→ TASK TO COMPLETE
Reproduce the records below exactly as they appear.

→ RECORDS FOR THIS TASK
################

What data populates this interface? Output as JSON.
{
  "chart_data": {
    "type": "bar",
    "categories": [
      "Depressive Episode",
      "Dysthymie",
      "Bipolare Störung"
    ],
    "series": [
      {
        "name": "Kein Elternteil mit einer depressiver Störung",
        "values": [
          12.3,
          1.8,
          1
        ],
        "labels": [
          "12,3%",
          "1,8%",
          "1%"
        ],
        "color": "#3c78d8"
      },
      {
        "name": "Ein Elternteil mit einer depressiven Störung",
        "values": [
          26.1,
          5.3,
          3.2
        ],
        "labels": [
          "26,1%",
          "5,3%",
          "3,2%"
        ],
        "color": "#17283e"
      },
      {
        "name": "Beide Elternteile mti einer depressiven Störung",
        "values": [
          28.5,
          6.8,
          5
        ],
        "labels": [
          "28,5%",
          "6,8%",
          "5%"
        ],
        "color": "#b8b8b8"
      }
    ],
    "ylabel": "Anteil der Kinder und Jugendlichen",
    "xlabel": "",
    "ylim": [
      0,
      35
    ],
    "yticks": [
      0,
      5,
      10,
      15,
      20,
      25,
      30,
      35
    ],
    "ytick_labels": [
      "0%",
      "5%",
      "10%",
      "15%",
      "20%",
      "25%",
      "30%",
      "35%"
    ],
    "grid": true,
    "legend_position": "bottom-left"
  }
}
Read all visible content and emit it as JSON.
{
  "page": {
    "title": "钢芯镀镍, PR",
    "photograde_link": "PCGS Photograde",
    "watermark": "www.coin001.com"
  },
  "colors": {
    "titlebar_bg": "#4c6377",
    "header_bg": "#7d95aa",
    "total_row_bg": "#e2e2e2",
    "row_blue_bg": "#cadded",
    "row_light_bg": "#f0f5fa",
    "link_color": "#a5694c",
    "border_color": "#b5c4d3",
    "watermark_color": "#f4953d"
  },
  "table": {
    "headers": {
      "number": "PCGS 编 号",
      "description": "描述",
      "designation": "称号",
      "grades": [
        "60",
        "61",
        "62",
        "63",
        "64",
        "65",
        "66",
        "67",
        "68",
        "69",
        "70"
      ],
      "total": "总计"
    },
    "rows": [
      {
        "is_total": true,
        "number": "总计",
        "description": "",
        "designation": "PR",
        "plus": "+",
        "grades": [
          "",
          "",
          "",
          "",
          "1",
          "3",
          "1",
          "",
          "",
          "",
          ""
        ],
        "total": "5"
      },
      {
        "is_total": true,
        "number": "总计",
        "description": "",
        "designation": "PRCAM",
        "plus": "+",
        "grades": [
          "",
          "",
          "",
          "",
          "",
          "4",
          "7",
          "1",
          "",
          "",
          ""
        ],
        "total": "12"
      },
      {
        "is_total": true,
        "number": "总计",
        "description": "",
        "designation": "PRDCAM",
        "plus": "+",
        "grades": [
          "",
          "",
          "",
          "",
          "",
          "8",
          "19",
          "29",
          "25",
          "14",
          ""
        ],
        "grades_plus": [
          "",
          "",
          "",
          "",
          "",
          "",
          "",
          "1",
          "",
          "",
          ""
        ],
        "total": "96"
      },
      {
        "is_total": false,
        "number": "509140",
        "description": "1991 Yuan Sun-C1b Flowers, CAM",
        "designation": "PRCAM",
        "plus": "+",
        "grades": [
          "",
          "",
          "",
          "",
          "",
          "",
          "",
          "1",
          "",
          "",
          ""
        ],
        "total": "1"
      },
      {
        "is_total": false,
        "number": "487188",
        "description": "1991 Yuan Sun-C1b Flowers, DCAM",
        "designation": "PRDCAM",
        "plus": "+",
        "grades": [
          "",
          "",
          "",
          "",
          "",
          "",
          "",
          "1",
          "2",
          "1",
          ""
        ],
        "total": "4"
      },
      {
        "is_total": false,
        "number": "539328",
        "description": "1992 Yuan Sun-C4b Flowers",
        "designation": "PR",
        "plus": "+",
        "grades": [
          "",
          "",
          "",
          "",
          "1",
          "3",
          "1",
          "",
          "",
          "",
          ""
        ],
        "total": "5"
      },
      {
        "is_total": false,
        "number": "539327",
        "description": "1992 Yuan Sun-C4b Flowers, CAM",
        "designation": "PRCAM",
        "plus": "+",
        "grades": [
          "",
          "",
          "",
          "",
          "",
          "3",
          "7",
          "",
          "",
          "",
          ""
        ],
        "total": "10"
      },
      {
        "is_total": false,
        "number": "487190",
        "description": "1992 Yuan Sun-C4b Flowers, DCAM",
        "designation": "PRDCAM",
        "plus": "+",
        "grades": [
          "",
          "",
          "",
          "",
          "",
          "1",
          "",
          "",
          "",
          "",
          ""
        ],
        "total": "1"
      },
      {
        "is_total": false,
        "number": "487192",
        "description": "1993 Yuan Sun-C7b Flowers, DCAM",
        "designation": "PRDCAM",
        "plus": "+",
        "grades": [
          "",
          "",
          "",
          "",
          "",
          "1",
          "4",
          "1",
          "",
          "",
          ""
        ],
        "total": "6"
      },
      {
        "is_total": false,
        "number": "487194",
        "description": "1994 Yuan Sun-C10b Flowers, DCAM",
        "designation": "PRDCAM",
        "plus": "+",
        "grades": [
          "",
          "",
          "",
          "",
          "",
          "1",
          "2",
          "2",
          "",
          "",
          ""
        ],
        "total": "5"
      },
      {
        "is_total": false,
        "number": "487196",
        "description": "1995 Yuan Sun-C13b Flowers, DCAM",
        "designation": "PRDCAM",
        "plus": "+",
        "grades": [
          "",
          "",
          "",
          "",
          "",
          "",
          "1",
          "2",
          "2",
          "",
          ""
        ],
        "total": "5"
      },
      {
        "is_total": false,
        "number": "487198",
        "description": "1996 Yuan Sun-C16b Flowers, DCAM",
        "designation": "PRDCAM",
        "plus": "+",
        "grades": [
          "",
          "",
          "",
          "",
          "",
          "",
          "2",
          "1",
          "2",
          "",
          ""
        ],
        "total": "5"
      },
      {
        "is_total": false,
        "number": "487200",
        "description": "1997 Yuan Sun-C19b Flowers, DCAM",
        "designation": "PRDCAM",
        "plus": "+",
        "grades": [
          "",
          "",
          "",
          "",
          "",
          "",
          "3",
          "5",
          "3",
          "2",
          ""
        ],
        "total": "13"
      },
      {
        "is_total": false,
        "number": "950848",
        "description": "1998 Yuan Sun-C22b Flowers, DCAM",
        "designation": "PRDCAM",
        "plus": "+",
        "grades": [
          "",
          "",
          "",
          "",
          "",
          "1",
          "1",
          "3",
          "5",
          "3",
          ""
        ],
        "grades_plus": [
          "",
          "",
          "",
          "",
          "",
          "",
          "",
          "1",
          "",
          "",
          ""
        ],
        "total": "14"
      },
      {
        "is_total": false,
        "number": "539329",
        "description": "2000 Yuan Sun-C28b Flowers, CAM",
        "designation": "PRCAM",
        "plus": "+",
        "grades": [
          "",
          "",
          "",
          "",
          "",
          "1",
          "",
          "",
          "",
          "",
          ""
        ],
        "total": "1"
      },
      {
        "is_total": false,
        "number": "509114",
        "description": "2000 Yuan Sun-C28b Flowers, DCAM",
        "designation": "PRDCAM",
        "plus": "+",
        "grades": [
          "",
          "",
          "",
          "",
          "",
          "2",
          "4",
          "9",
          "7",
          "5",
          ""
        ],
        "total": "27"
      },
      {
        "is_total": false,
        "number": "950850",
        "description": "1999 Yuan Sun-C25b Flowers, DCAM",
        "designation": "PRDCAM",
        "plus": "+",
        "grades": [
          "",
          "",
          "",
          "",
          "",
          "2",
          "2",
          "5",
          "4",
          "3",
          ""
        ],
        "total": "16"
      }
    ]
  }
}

################

→ CORRECT RESPONSE
What data populates this interface? Output as JSON.
{
  "chart_data": {
    "type": "bar",
    "categories": [
      "Depressive Episode",
      "Dysthymie",
      "Bipolare Störung"
    ],
    "series": [
      {
        "name": "Kein Elternteil mit einer depressiver Störung",
        "values": [
          12.3,
          1.8,
          1
        ],
        "labels": [
          "12,3%",
          "1,8%",
          "1%"
        ],
        "color": "#3c78d8"
      },
      {
        "name": "Ein Elternteil mit einer depressiven Störung",
        "values": [
          26.1,
          5.3,
          3.2
        ],
        "labels": [
          "26,1%",
          "5,3%",
          "3,2%"
        ],
        "color": "#17283e"
      },
      {
        "name": "Beide Elternteile mti einer depressiven Störung",
        "values": [
          28.5,
          6.8,
          5
        ],
        "labels": [
          "28,5%",
          "6,8%",
          "5%"
        ],
        "color": "#b8b8b8"
      }
    ],
    "ylabel": "Anteil der Kinder und Jugendlichen",
    "xlabel": "",
    "ylim": [
      0,
      35
    ],
    "yticks": [
      0,
      5,
      10,
      15,
      20,
      25,
      30,
      35
    ],
    "ytick_labels": [
      "0%",
      "5%",
      "10%",
      "15%",
      "20%",
      "25%",
      "30%",
      "35%"
    ],
    "grid": true,
    "legend_position": "bottom-left"
  }
}
Read all visible content and emit it as JSON.
{
  "page": {
    "title": "钢芯镀镍, PR",
    "photograde_link": "PCGS Photograde",
    "watermark": "www.coin001.com"
  },
  "colors": {
    "titlebar_bg": "#4c6377",
    "header_bg": "#7d95aa",
    "total_row_bg": "#e2e2e2",
    "row_blue_bg": "#cadded",
    "row_light_bg": "#f0f5fa",
    "link_color": "#a5694c",
    "border_color": "#b5c4d3",
    "watermark_color": "#f4953d"
  },
  "table": {
    "headers": {
      "number": "PCGS 编 号",
      "description": "描述",
      "designation": "称号",
      "grades": [
        "60",
        "61",
        "62",
        "63",
        "64",
        "65",
        "66",
        "67",
        "68",
        "69",
        "70"
      ],
      "total": "总计"
    },
    "rows": [
      {
        "is_total": true,
        "number": "总计",
        "description": "",
        "designation": "PR",
        "plus": "+",
        "grades": [
          "",
          "",
          "",
          "",
          "1",
          "3",
          "1",
          "",
          "",
          "",
          ""
        ],
        "total": "5"
      },
      {
        "is_total": true,
        "number": "总计",
        "description": "",
        "designation": "PRCAM",
        "plus": "+",
        "grades": [
          "",
          "",
          "",
          "",
          "",
          "4",
          "7",
          "1",
          "",
          "",
          ""
        ],
        "total": "12"
      },
      {
        "is_total": true,
        "number": "总计",
        "description": "",
        "designation": "PRDCAM",
        "plus": "+",
        "grades": [
          "",
          "",
          "",
          "",
          "",
          "8",
          "19",
          "29",
          "25",
          "14",
          ""
        ],
        "grades_plus": [
          "",
          "",
          "",
          "",
          "",
          "",
          "",
          "1",
          "",
          "",
          ""
        ],
        "total": "96"
      },
      {
        "is_total": false,
        "number": "509140",
        "description": "1991 Yuan Sun-C1b Flowers, CAM",
        "designation": "PRCAM",
        "plus": "+",
        "grades": [
          "",
          "",
          "",
          "",
          "",
          "",
          "",
          "1",
          "",
          "",
          ""
        ],
        "total": "1"
      },
      {
        "is_total": false,
        "number": "487188",
        "description": "1991 Yuan Sun-C1b Flowers, DCAM",
        "designation": "PRDCAM",
        "plus": "+",
        "grades": [
          "",
          "",
          "",
          "",
          "",
          "",
          "",
          "1",
          "2",
          "1",
          ""
        ],
        "total": "4"
      },
      {
        "is_total": false,
        "number": "539328",
        "description": "1992 Yuan Sun-C4b Flowers",
        "designation": "PR",
        "plus": "+",
        "grades": [
          "",
          "",
          "",
          "",
          "1",
          "3",
          "1",
          "",
          "",
          "",
          ""
        ],
        "total": "5"
      },
      {
        "is_total": false,
        "number": "539327",
        "description": "1992 Yuan Sun-C4b Flowers, CAM",
        "designation": "PRCAM",
        "plus": "+",
        "grades": [
          "",
          "",
          "",
          "",
          "",
          "3",
          "7",
          "",
          "",
          "",
          ""
        ],
        "total": "10"
      },
      {
        "is_total": false,
        "number": "487190",
        "description": "1992 Yuan Sun-C4b Flowers, DCAM",
        "designation": "PRDCAM",
        "plus": "+",
        "grades": [
          "",
          "",
          "",
          "",
          "",
          "1",
          "",
          "",
          "",
          "",
          ""
        ],
        "total": "1"
      },
      {
        "is_total": false,
        "number": "487192",
        "description": "1993 Yuan Sun-C7b Flowers, DCAM",
        "designation": "PRDCAM",
        "plus": "+",
        "grades": [
          "",
          "",
          "",
          "",
          "",
          "1",
          "4",
          "1",
          "",
          "",
          ""
        ],
        "total": "6"
      },
      {
        "is_total": false,
        "number": "487194",
        "description": "1994 Yuan Sun-C10b Flowers, DCAM",
        "designation": "PRDCAM",
        "plus": "+",
        "grades": [
          "",
          "",
          "",
          "",
          "",
          "1",
          "2",
          "2",
          "",
          "",
          ""
        ],
        "total": "5"
      },
      {
        "is_total": false,
        "number": "487196",
        "description": "1995 Yuan Sun-C13b Flowers, DCAM",
        "designation": "PRDCAM",
        "plus": "+",
        "grades": [
          "",
          "",
          "",
          "",
          "",
          "",
          "1",
          "2",
          "2",
          "",
          ""
        ],
        "total": "5"
      },
      {
        "is_total": false,
        "number": "487198",
        "description": "1996 Yuan Sun-C16b Flowers, DCAM",
        "designation": "PRDCAM",
        "plus": "+",
        "grades": [
          "",
          "",
          "",
          "",
          "",
          "",
          "2",
          "1",
          "2",
          "",
          ""
        ],
        "total": "5"
      },
      {
        "is_total": false,
        "number": "487200",
        "description": "1997 Yuan Sun-C19b Flowers, DCAM",
        "designation": "PRDCAM",
        "plus": "+",
        "grades": [
          "",
          "",
          "",
          "",
          "",
          "",
          "3",
          "5",
          "3",
          "2",
          ""
        ],
        "total": "13"
      },
      {
        "is_total": false,
        "number": "950848",
        "description": "1998 Yuan Sun-C22b Flowers, DCAM",
        "designation": "PRDCAM",
        "plus": "+",
        "grades": [
          "",
          "",
          "",
          "",
          "",
          "1",
          "1",
          "3",
          "5",
          "3",
          ""
        ],
        "grades_plus": [
          "",
          "",
          "",
          "",
          "",
          "",
          "",
          "1",
          "",
          "",
          ""
        ],
        "total": "14"
      },
      {
        "is_total": false,
        "number": "539329",
        "description": "2000 Yuan Sun-C28b Flowers, CAM",
        "designation": "PRCAM",
        "plus": "+",
        "grades": [
          "",
          "",
          "",
          "",
          "",
          "1",
          "",
          "",
          "",
          "",
          ""
        ],
        "total": "1"
      },
      {
        "is_total": false,
        "number": "509114",
        "description": "2000 Yuan Sun-C28b Flowers, DCAM",
        "designation": "PRDCAM",
        "plus": "+",
        "grades": [
          "",
          "",
          "",
          "",
          "",
          "2",
          "4",
          "9",
          "7",
          "5",
          ""
        ],
        "total": "27"
      },
      {
        "is_total": false,
        "number": "950850",
        "description": "1999 Yuan Sun-C25b Flowers, DCAM",
        "designation": "PRDCAM",
        "plus": "+",
        "grades": [
          "",
          "",
          "",
          "",
          "",
          "2",
          "2",
          "5",
          "4",
          "3",
          ""
        ],
        "total": "16"
      }
    ]
  }
}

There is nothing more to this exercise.